● **Task instructions**: From the records, pick out and copy each line containing "手说声再见".

● **Provided information**:
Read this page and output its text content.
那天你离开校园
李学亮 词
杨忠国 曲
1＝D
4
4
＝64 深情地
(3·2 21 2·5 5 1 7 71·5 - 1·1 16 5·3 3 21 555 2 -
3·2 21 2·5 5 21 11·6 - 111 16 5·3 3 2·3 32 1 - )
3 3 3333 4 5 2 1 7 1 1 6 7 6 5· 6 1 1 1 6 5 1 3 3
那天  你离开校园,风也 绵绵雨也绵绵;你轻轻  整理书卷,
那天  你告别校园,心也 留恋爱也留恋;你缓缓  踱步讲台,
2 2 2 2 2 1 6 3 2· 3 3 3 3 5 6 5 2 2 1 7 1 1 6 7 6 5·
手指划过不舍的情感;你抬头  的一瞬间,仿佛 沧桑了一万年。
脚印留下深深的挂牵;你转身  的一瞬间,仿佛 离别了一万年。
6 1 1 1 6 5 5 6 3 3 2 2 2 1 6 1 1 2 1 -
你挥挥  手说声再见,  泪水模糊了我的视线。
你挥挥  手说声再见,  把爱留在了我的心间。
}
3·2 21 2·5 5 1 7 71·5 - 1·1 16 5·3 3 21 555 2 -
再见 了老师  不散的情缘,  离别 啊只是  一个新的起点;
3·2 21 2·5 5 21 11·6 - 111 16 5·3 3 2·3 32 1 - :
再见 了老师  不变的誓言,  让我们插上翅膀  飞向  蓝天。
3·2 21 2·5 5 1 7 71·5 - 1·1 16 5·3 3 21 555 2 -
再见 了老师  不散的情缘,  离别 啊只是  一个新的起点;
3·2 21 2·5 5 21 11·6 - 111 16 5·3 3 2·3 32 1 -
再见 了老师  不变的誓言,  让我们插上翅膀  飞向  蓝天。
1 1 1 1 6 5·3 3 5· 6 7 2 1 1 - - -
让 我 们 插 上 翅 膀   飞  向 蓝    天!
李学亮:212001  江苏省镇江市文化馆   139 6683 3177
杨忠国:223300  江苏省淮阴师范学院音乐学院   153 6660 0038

● **Exercise output**:
你挥挥  手说声再见,  泪水模糊了我的视线。
你挥挥  手说声再见,  把爱留在了我的心间。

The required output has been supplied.